(Records of document pages and text)
□ □ □ □ □
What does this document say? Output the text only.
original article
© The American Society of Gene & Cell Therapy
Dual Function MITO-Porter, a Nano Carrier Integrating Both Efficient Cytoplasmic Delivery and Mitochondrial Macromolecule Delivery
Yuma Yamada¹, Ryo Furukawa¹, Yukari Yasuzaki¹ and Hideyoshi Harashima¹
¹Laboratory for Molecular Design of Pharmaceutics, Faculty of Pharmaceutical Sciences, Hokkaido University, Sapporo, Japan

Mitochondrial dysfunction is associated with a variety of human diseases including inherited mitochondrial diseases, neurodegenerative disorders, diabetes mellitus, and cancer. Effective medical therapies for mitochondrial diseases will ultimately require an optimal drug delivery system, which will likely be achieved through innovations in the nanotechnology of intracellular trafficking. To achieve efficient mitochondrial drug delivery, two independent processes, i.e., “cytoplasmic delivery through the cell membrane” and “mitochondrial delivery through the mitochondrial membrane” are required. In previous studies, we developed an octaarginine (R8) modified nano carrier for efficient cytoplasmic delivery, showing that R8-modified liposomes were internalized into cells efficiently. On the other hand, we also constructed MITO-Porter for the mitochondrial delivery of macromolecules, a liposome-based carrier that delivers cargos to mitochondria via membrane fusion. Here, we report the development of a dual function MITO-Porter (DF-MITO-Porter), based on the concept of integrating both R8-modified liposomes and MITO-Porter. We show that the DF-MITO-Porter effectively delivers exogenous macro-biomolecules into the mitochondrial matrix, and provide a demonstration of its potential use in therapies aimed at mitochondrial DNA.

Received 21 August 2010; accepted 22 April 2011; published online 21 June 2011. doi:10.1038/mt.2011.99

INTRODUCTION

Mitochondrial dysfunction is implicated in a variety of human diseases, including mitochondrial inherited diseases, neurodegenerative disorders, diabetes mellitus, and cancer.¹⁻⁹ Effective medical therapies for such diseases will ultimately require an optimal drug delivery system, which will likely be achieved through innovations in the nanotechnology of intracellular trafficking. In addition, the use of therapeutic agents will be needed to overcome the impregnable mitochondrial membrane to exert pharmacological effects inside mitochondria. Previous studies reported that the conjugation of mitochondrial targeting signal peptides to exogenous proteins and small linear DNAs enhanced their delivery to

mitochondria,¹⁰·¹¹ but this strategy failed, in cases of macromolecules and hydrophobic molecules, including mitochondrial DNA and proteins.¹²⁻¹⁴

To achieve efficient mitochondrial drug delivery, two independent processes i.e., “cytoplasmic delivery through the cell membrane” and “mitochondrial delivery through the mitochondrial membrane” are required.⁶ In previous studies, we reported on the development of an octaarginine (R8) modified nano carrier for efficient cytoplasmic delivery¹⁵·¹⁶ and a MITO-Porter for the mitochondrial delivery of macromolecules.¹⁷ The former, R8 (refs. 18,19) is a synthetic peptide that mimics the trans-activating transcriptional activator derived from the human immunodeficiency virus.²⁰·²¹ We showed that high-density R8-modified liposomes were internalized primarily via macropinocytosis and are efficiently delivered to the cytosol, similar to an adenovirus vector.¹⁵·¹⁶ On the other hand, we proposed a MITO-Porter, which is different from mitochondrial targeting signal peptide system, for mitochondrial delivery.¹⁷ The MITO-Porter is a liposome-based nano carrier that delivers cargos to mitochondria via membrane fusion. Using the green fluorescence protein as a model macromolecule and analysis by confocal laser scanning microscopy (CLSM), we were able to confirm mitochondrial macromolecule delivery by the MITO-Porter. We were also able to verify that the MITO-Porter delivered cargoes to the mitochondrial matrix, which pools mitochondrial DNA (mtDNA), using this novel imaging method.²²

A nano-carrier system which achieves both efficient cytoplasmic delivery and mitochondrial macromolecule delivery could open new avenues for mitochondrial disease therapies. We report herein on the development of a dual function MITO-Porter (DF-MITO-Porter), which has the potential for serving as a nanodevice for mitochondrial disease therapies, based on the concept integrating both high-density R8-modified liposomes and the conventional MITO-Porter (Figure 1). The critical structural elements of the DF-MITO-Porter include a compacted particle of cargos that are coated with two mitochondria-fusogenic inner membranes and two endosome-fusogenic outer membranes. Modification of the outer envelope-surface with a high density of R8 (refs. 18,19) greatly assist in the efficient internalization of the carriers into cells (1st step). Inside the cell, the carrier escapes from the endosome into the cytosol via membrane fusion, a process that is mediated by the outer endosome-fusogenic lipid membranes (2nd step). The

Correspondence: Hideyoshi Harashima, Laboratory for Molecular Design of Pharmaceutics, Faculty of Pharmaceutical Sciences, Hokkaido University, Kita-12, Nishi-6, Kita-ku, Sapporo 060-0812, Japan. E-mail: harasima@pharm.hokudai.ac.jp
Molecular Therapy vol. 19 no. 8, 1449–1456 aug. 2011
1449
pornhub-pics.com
□ □ □ □ □
### What to do
Scan the records for the string "University". Copy each line in which it appears.

### Exercise response
¹Laboratory for Molecular Design of Pharmaceutics, Faculty of Pharmaceutical Sciences, Hokkaido University, Sapporo, Japan
Correspondence: Hideyoshi Harashima, Laboratory for Molecular Design of Pharmaceutics, Faculty of Pharmaceutical Sciences, Hokkaido University, Kita-12, Nishi-6, Kita-ku, Sapporo 060-0812, Japan. E-mail: harasima@pharm.hokudai.ac.jp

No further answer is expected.